EXERCISE DIRECTIONS: Within the data below, state how many lines contain the string "ячейки". Provide the number only.
== DATA FOR PROCESSING
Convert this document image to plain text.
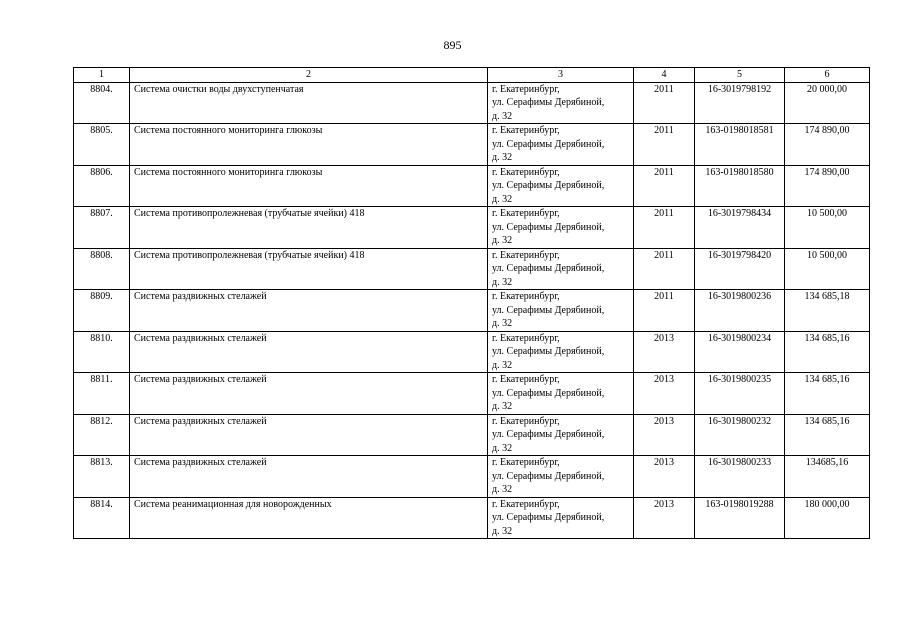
895
1	2	3	4	5	6
8804.	Система очистки воды двухступенчатая	г. Екатеринбург,
ул. Серафимы Дерябиной,
д. 32	2011	16-3019798192	20 000,00
8805.	Система постоянного мониторинга глюкозы	г. Екатеринбург,
ул. Серафимы Дерябиной,
д. 32	2011	163-0198018581	174 890,00
8806.	Система постоянного мониторинга глюкозы	г. Екатеринбург,
ул. Серафимы Дерябиной,
д. 32	2011	163-0198018580	174 890,00
8807.	Система противопролежневая (трубчатые ячейки) 418	г. Екатеринбург,
ул. Серафимы Дерябиной,
д. 32	2011	16-3019798434	10 500,00
8808.	Система противопролежневая (трубчатые ячейки) 418	г. Екатеринбург,
ул. Серафимы Дерябиной,
д. 32	2011	16-3019798420	10 500,00
8809.	Система раздвижных стелажей	г. Екатеринбург,
ул. Серафимы Дерябиной,
д. 32	2011	16-3019800236	134 685,18
8810.	Система раздвижных стелажей	г. Екатеринбург,
ул. Серафимы Дерябиной,
д. 32	2013	16-3019800234	134 685,16
8811.	Система раздвижных стелажей	г. Екатеринбург,
ул. Серафимы Дерябиной,
д. 32	2013	16-3019800235	134 685,16
8812.	Система раздвижных стелажей	г. Екатеринбург,
ул. Серафимы Дерябиной,
д. 32	2013	16-3019800232	134 685,16
8813.	Система раздвижных стелажей	г. Екатеринбург,
ул. Серафимы Дерябиной,
д. 32	2013	16-3019800233	134685,16
8814.	Система реанимационная для новорожденных	г. Екатеринбург,
ул. Серафимы Дерябиной,
д. 32	2013	163-0198019288	180 000,00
====
FINAL ANSWER: 2